■ Task brief
Filter the entries that follow, copying every line in which the word "message" appears.

■ Data for processing
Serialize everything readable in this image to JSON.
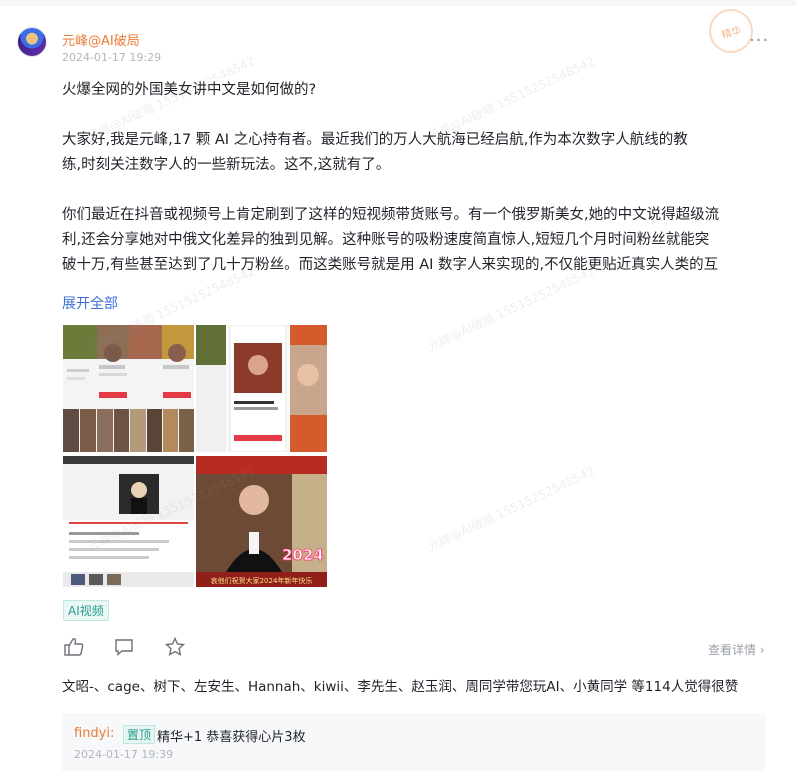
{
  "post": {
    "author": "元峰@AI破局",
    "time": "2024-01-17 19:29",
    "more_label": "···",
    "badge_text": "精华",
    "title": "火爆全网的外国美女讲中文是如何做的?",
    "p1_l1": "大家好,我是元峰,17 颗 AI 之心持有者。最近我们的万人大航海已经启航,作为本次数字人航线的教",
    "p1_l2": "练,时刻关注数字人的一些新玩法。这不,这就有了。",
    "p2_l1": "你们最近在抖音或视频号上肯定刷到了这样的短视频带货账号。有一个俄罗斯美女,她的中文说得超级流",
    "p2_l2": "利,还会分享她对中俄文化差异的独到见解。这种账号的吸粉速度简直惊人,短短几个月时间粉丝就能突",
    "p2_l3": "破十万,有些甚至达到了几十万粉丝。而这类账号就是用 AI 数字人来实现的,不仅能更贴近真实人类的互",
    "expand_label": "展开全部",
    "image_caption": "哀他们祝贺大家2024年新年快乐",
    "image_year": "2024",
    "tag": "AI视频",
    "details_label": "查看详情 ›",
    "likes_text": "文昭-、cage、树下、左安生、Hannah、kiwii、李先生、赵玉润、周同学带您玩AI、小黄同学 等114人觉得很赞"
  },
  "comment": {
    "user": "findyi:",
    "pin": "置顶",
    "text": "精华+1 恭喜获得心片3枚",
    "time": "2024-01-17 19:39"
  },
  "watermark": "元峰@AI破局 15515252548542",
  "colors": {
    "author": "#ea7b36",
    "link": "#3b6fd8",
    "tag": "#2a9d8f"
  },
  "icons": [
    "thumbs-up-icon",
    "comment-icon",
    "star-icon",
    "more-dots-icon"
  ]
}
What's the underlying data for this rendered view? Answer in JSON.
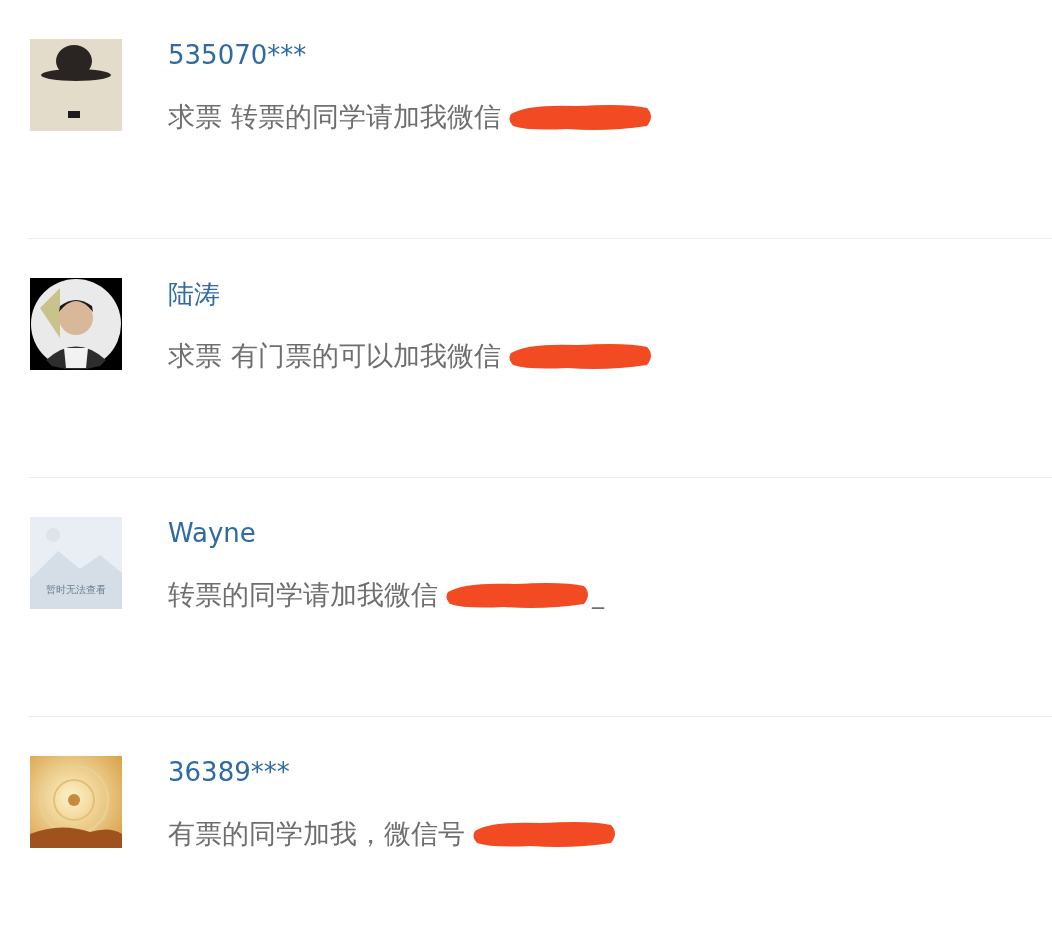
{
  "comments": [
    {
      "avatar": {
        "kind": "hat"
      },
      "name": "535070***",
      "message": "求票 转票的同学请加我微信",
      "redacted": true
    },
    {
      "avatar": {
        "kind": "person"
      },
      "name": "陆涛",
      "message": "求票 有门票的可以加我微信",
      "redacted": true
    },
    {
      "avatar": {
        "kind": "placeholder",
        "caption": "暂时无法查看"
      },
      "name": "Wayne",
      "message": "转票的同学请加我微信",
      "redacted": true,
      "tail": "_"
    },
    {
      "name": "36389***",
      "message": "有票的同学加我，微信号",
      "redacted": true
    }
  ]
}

■ The answer
      "message": "求票 转票的同学请加我微信",
      "message": "求票 有门票的可以加我微信",
      "message": "转票的同学请加我微信",
      "message": "有票的同学加我，微信号",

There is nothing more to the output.